Problem description — Quote the data below in full, please, without altering anything.

Recorded data —
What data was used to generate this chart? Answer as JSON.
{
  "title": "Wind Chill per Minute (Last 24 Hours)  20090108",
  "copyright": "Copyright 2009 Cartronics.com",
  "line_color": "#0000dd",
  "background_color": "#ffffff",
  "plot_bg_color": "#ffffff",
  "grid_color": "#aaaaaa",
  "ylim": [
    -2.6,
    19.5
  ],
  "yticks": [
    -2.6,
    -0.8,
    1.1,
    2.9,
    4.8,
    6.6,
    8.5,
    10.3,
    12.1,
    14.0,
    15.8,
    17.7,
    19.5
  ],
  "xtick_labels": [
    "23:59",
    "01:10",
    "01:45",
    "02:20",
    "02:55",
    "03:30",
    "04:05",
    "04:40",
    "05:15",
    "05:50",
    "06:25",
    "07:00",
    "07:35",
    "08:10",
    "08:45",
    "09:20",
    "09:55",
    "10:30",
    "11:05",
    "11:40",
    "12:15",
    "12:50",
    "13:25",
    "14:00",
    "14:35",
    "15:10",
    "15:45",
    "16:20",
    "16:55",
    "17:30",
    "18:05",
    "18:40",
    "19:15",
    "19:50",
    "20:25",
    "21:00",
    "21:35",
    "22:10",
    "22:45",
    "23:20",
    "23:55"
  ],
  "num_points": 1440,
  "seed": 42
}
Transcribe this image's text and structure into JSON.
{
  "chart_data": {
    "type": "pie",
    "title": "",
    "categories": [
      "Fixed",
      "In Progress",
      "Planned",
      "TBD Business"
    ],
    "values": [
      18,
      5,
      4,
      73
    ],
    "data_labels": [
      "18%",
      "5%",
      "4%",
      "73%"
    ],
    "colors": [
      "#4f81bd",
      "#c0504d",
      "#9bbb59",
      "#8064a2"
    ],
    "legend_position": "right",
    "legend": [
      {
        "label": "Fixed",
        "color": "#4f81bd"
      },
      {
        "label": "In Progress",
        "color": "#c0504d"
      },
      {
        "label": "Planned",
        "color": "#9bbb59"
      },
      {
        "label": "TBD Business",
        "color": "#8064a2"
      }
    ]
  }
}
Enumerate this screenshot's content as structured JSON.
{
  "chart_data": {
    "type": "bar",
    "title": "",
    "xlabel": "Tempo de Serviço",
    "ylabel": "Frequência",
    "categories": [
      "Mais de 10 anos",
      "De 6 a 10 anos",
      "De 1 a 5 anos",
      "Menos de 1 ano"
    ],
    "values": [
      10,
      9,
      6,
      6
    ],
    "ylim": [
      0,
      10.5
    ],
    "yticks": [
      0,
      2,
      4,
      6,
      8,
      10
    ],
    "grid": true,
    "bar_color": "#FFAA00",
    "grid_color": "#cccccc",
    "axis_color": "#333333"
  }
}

Exercise answer —
What data was used to generate this chart? Answer as JSON.
{
  "title": "Wind Chill per Minute (Last 24 Hours)  20090108",
  "copyright": "Copyright 2009 Cartronics.com",
  "line_color": "#0000dd",
  "background_color": "#ffffff",
  "plot_bg_color": "#ffffff",
  "grid_color": "#aaaaaa",
  "ylim": [
    -2.6,
    19.5
  ],
  "yticks": [
    -2.6,
    -0.8,
    1.1,
    2.9,
    4.8,
    6.6,
    8.5,
    10.3,
    12.1,
    14.0,
    15.8,
    17.7,
    19.5
  ],
  "xtick_labels": [
    "23:59",
    "01:10",
    "01:45",
    "02:20",
    "02:55",
    "03:30",
    "04:05",
    "04:40",
    "05:15",
    "05:50",
    "06:25",
    "07:00",
    "07:35",
    "08:10",
    "08:45",
    "09:20",
    "09:55",
    "10:30",
    "11:05",
    "11:40",
    "12:15",
    "12:50",
    "13:25",
    "14:00",
    "14:35",
    "15:10",
    "15:45",
    "16:20",
    "16:55",
    "17:30",
    "18:05",
    "18:40",
    "19:15",
    "19:50",
    "20:25",
    "21:00",
    "21:35",
    "22:10",
    "22:45",
    "23:20",
    "23:55"
  ],
  "num_points": 1440,
  "seed": 42
}
Transcribe this image's text and structure into JSON.
{
  "chart_data": {
    "type": "pie",
    "title": "",
    "categories": [
      "Fixed",
      "In Progress",
      "Planned",
      "TBD Business"
    ],
    "values": [
      18,
      5,
      4,
      73
    ],
    "data_labels": [
      "18%",
      "5%",
      "4%",
      "73%"
    ],
    "colors": [
      "#4f81bd",
      "#c0504d",
      "#9bbb59",
      "#8064a2"
    ],
    "legend_position": "right",
    "legend": [
      {
        "label": "Fixed",
        "color": "#4f81bd"
      },
      {
        "label": "In Progress",
        "color": "#c0504d"
      },
      {
        "label": "Planned",
        "color": "#9bbb59"
      },
      {
        "label": "TBD Business",
        "color": "#8064a2"
      }
    ]
  }
}
Enumerate this screenshot's content as structured JSON.
{
  "chart_data": {
    "type": "bar",
    "title": "",
    "xlabel": "Tempo de Serviço",
    "ylabel": "Frequência",
    "categories": [
      "Mais de 10 anos",
      "De 6 a 10 anos",
      "De 1 a 5 anos",
      "Menos de 1 ano"
    ],
    "values": [
      10,
      9,
      6,
      6
    ],
    "ylim": [
      0,
      10.5
    ],
    "yticks": [
      0,
      2,
      4,
      6,
      8,
      10
    ],
    "grid": true,
    "bar_color": "#FFAA00",
    "grid_color": "#cccccc",
    "axis_color": "#333333"
  }
}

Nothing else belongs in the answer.